INSTRUCTIONS TO FOLLOW:
Scan the entries below for the word "Fund". Copy each line that has it.
[START DATA ROWS]
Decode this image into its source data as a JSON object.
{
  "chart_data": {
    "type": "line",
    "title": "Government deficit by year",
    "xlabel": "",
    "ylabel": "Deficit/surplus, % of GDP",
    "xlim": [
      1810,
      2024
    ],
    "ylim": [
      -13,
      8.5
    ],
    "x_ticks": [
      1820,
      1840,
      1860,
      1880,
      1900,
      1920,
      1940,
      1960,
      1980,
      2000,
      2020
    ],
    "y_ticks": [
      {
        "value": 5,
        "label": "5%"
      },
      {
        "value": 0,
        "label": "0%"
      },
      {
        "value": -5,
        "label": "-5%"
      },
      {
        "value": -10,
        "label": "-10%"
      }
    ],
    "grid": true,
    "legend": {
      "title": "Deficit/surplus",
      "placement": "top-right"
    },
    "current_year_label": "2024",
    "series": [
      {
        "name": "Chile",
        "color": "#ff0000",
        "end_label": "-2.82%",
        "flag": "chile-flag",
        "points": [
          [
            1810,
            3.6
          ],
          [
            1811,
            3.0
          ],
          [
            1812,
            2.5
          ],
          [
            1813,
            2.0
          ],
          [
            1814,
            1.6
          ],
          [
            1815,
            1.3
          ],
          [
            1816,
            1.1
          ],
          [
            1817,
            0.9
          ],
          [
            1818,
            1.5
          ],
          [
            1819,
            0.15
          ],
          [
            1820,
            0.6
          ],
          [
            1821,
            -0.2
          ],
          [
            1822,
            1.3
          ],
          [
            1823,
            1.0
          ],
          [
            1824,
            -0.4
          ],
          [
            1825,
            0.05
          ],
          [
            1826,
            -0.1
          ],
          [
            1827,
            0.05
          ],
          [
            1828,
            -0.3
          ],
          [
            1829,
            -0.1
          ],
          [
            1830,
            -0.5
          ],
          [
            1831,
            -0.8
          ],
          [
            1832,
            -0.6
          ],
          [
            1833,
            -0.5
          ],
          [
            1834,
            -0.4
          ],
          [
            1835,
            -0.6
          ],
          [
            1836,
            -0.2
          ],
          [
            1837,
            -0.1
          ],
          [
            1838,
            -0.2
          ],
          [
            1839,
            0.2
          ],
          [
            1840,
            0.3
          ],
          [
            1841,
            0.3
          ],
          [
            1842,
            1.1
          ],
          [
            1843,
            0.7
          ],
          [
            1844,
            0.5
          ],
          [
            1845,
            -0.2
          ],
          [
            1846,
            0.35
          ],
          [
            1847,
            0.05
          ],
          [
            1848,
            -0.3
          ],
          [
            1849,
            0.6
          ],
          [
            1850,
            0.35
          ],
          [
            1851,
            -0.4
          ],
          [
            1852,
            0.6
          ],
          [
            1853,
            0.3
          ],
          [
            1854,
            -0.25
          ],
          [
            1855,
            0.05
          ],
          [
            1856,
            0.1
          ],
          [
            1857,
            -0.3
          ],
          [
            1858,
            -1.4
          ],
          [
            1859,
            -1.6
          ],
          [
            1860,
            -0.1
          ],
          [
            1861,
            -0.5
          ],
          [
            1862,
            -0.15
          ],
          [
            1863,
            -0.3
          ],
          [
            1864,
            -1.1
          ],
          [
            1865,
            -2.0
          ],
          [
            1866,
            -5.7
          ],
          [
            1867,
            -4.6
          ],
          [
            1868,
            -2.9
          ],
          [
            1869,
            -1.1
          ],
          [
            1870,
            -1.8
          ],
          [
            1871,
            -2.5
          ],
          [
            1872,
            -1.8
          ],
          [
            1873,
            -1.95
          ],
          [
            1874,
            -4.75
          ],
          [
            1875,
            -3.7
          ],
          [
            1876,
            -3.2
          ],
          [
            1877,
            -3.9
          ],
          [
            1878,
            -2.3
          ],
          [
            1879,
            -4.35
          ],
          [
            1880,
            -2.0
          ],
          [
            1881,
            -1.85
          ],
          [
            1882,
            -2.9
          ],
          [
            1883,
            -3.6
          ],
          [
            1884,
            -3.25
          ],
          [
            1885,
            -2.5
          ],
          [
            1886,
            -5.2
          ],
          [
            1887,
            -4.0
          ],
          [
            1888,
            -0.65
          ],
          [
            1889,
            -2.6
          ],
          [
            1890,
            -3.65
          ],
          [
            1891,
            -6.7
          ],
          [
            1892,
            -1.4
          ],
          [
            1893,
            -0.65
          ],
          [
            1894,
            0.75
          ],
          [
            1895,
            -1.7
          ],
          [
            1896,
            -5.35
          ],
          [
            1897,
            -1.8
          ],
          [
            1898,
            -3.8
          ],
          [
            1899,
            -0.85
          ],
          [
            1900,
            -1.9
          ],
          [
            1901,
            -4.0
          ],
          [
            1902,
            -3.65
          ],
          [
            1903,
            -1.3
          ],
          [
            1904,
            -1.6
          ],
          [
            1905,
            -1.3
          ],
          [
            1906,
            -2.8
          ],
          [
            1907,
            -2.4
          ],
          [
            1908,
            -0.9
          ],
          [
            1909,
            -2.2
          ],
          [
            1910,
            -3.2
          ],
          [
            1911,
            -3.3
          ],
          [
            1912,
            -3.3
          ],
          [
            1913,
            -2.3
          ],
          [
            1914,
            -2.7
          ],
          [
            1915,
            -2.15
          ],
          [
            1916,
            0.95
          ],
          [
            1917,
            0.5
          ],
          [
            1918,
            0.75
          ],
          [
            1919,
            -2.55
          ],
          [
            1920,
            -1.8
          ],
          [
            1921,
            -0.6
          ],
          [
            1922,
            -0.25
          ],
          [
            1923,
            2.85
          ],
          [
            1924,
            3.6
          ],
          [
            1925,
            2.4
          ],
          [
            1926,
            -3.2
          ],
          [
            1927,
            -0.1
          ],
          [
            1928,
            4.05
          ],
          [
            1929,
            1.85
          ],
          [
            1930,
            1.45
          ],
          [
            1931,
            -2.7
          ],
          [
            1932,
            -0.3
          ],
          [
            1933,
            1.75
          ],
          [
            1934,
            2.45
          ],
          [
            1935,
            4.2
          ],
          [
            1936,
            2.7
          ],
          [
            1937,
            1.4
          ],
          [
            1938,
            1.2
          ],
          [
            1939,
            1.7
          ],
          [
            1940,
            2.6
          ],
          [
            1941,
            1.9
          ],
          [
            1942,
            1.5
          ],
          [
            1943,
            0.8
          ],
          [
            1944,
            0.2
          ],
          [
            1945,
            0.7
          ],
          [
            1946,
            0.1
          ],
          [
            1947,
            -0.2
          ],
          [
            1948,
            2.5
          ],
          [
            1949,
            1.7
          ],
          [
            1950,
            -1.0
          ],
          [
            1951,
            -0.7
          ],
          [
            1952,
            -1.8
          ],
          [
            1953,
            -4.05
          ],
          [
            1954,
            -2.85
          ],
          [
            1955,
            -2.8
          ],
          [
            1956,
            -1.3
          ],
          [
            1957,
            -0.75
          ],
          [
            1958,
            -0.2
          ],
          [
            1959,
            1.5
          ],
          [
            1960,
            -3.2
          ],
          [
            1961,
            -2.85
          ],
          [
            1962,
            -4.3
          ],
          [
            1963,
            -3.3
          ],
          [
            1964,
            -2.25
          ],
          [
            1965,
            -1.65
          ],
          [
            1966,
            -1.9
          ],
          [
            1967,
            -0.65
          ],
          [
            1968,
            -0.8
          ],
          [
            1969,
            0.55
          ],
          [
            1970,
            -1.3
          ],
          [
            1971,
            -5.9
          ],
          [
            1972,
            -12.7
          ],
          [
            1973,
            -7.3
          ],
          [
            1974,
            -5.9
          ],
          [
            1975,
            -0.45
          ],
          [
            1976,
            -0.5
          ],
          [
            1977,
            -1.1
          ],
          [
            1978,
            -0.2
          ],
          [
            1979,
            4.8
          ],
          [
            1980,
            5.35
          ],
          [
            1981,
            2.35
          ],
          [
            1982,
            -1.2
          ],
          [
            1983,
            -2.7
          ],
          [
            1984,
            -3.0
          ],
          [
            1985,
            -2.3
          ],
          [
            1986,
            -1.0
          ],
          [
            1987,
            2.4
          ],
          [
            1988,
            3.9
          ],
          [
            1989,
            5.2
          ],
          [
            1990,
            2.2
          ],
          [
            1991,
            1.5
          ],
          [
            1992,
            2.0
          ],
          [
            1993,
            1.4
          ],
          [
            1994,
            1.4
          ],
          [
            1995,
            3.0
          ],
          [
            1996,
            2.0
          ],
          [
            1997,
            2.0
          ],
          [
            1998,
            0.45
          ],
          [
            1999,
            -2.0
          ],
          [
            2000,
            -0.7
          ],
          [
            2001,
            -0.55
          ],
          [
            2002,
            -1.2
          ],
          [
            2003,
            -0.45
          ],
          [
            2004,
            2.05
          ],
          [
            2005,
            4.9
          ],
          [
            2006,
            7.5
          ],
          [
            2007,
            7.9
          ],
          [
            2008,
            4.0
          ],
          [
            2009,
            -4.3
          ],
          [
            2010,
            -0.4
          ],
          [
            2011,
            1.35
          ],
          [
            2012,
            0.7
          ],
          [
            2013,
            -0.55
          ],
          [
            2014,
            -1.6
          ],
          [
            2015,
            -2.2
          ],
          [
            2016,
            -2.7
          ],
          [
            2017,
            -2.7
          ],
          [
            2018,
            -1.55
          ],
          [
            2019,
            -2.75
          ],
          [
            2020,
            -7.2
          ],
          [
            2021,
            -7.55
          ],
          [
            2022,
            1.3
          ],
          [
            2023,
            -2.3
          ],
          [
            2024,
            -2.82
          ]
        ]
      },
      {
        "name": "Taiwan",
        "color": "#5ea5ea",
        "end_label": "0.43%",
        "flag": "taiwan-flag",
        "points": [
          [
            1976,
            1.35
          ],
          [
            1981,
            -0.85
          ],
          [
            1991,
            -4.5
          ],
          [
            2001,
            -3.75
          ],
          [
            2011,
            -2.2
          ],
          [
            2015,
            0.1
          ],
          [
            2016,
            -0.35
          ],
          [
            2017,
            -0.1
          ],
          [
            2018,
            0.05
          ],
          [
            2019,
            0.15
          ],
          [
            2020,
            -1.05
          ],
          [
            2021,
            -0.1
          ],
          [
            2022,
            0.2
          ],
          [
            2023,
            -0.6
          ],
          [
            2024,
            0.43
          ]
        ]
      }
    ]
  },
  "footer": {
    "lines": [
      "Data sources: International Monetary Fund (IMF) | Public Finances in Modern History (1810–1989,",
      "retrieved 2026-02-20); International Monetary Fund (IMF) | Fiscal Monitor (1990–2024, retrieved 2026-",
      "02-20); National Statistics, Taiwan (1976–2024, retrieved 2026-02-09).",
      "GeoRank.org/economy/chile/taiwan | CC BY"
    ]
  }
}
[END DATA ROWS]
SOLUTION FOR THIS EXERCISE:
      "Data sources: International Monetary Fund (IMF) | Public Finances in Modern History (1810–1989,",
      "retrieved 2026-02-20); International Monetary Fund (IMF) | Fiscal Monitor (1990–2024, retrieved 2026-",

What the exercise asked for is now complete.